Pick out each line below containing "current".

-- Begin --

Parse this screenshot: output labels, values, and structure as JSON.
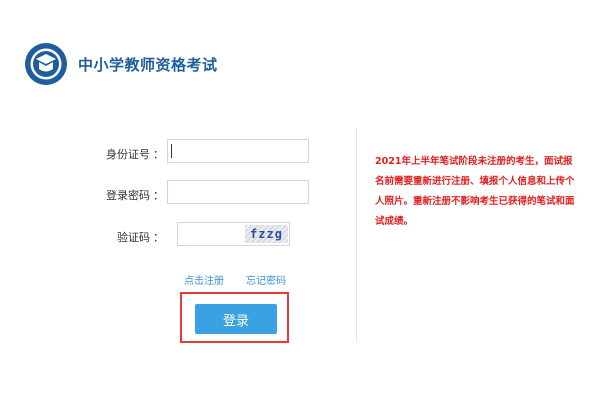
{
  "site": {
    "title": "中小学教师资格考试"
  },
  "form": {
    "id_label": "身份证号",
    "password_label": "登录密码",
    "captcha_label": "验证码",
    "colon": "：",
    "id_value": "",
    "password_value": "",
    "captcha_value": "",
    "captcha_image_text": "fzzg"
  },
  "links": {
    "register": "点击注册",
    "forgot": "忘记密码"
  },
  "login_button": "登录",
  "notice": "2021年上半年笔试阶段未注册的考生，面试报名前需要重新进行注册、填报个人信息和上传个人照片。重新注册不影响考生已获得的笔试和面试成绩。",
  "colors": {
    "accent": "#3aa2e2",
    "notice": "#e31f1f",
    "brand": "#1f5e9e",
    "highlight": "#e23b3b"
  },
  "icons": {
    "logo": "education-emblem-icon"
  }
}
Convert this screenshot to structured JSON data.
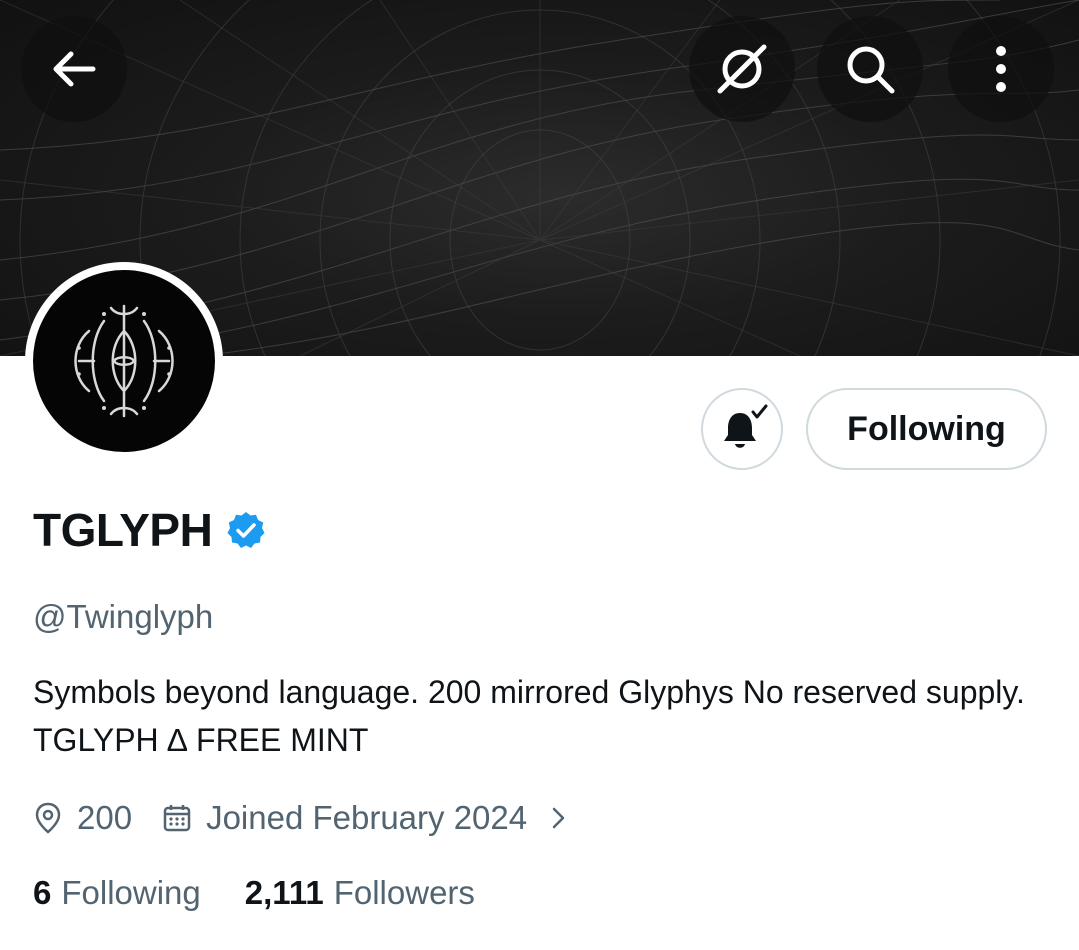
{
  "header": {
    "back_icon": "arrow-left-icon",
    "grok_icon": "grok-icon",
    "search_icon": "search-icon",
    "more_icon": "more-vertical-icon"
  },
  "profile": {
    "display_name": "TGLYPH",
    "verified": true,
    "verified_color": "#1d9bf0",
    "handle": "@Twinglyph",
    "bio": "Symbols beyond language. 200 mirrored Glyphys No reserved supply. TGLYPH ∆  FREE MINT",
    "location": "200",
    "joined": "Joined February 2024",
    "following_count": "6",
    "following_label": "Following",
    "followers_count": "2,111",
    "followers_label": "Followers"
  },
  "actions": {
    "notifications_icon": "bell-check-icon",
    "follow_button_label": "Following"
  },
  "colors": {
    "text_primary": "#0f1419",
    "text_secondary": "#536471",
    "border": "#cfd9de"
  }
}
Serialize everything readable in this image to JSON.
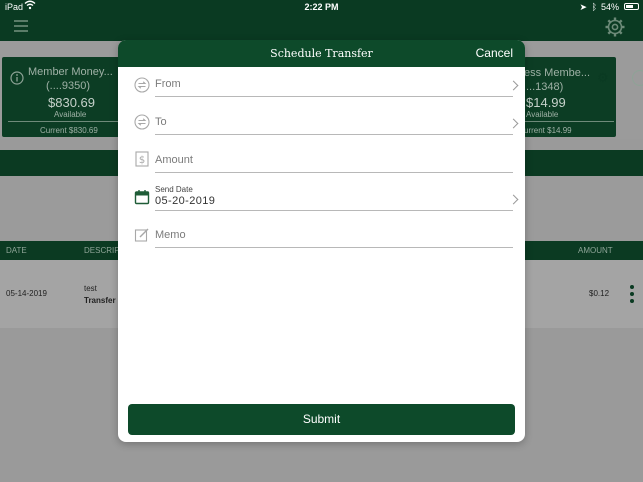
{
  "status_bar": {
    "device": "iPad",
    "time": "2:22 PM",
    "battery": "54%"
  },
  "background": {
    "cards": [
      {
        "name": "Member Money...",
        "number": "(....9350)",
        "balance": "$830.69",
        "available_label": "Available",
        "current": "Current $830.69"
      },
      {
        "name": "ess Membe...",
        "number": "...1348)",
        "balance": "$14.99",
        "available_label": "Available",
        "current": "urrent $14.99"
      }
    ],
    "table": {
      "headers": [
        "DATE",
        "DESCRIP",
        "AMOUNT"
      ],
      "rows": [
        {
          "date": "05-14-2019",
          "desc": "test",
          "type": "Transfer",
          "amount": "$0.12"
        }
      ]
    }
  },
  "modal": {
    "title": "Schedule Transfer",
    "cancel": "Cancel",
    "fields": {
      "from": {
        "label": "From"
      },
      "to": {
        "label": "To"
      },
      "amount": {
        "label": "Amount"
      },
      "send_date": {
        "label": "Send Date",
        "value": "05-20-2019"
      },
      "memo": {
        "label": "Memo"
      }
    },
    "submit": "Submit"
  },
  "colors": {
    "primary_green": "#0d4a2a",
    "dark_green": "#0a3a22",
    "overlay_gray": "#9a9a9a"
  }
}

-- End --

■ RESULT ■
        "current": "Current $830.69"
        "current": "urrent $14.99"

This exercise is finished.